***** Material *****

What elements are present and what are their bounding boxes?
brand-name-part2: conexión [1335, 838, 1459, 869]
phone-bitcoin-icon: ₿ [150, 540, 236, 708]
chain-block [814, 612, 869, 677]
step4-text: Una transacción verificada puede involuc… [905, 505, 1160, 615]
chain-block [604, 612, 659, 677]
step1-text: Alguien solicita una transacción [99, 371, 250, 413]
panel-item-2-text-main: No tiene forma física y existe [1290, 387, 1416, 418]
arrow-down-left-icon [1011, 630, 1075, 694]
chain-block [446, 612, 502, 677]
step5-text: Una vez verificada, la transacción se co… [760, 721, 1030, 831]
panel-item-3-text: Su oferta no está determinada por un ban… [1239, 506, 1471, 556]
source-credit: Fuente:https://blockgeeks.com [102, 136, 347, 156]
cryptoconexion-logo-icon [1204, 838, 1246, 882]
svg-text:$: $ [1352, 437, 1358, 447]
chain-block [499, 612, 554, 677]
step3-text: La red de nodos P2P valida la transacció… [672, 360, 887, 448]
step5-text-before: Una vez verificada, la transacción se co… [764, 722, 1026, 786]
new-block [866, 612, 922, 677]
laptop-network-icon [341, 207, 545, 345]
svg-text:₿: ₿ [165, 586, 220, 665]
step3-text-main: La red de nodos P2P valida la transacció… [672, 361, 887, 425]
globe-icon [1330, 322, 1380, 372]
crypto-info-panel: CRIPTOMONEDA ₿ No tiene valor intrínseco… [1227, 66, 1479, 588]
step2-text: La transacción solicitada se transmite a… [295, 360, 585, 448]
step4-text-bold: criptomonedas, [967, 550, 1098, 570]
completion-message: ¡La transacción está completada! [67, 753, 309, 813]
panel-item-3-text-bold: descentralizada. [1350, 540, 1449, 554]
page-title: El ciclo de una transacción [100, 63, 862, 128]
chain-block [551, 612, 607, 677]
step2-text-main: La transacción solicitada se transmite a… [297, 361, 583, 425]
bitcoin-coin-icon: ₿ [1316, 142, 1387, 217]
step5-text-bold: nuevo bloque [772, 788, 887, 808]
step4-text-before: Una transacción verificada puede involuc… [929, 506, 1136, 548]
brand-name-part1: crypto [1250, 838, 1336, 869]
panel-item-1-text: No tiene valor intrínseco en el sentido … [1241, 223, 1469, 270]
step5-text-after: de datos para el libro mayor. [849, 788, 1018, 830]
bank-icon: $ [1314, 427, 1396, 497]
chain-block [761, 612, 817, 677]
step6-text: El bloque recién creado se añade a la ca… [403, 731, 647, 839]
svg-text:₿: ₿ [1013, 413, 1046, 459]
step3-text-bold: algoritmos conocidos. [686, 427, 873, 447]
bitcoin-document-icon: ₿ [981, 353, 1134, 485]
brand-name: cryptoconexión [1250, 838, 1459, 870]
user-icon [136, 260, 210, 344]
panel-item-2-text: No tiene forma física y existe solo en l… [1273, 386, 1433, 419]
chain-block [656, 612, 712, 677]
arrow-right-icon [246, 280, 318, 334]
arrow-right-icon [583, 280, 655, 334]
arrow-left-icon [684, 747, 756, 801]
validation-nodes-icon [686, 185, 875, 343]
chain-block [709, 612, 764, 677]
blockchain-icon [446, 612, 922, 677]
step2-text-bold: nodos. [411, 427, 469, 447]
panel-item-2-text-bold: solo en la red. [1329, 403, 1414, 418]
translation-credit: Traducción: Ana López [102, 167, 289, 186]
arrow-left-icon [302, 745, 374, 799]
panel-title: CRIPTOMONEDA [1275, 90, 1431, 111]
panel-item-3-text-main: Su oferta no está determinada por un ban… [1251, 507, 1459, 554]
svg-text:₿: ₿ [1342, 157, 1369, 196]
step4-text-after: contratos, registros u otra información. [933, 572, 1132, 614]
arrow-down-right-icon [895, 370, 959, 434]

*****

**What is asked:** Copy every one of the rows above word for word, keeping each one as it is.

**Answer for this exercise:**
What elements are present and what are their bounding boxes?
brand-name-part2: conexión [1335, 838, 1459, 869]
phone-bitcoin-icon: ₿ [150, 540, 236, 708]
chain-block [814, 612, 869, 677]
step4-text: Una transacción verificada puede involuc… [905, 505, 1160, 615]
chain-block [604, 612, 659, 677]
step1-text: Alguien solicita una transacción [99, 371, 250, 413]
panel-item-2-text-main: No tiene forma física y existe [1290, 387, 1416, 418]
arrow-down-left-icon [1011, 630, 1075, 694]
chain-block [446, 612, 502, 677]
step5-text: Una vez verificada, la transacción se co… [760, 721, 1030, 831]
panel-item-3-text: Su oferta no está determinada por un ban… [1239, 506, 1471, 556]
source-credit: Fuente:https://blockgeeks.com [102, 136, 347, 156]
cryptoconexion-logo-icon [1204, 838, 1246, 882]
svg-text:$: $ [1352, 437, 1358, 447]
chain-block [499, 612, 554, 677]
step3-text: La red de nodos P2P valida la transacció… [672, 360, 887, 448]
step5-text-before: Una vez verificada, la transacción se co… [764, 722, 1026, 786]
new-block [866, 612, 922, 677]
laptop-network-icon [341, 207, 545, 345]
svg-text:₿: ₿ [165, 586, 220, 665]
step3-text-main: La red de nodos P2P valida la transacció… [672, 361, 887, 425]
globe-icon [1330, 322, 1380, 372]
crypto-info-panel: CRIPTOMONEDA ₿ No tiene valor intrínseco… [1227, 66, 1479, 588]
step2-text: La transacción solicitada se transmite a… [295, 360, 585, 448]
step4-text-bold: criptomonedas, [967, 550, 1098, 570]
completion-message: ¡La transacción está completada! [67, 753, 309, 813]
panel-item-3-text-bold: descentralizada. [1350, 540, 1449, 554]
page-title: El ciclo de una transacción [100, 63, 862, 128]
chain-block [551, 612, 607, 677]
step2-text-main: La transacción solicitada se transmite a… [297, 361, 583, 425]
bitcoin-coin-icon: ₿ [1316, 142, 1387, 217]
step5-text-bold: nuevo bloque [772, 788, 887, 808]
step4-text-before: Una transacción verificada puede involuc… [929, 506, 1136, 548]
brand-name-part1: crypto [1250, 838, 1336, 869]
panel-item-1-text: No tiene valor intrínseco en el sentido … [1241, 223, 1469, 270]
step5-text-after: de datos para el libro mayor. [849, 788, 1018, 830]
bank-icon: $ [1314, 427, 1396, 497]
chain-block [761, 612, 817, 677]
step6-text: El bloque recién creado se añade a la ca… [403, 731, 647, 839]
svg-text:₿: ₿ [1013, 413, 1046, 459]
step3-text-bold: algoritmos conocidos. [686, 427, 873, 447]
bitcoin-document-icon: ₿ [981, 353, 1134, 485]
brand-name: cryptoconexión [1250, 838, 1459, 870]
user-icon [136, 260, 210, 344]
panel-item-2-text: No tiene forma física y existe solo en l… [1273, 386, 1433, 419]
chain-block [656, 612, 712, 677]
arrow-right-icon [246, 280, 318, 334]
arrow-right-icon [583, 280, 655, 334]
arrow-left-icon [684, 747, 756, 801]
validation-nodes-icon [686, 185, 875, 343]
chain-block [709, 612, 764, 677]
blockchain-icon [446, 612, 922, 677]
step2-text-bold: nodos. [411, 427, 469, 447]
panel-item-2-text-bold: solo en la red. [1329, 403, 1414, 418]
translation-credit: Traducción: Ana López [102, 167, 289, 186]
arrow-left-icon [302, 745, 374, 799]
panel-title: CRIPTOMONEDA [1275, 90, 1431, 111]
panel-item-3-text-main: Su oferta no está determinada por un ban… [1251, 507, 1459, 554]
svg-text:₿: ₿ [1342, 157, 1369, 196]
step4-text-after: contratos, registros u otra información. [933, 572, 1132, 614]
arrow-down-right-icon [895, 370, 959, 434]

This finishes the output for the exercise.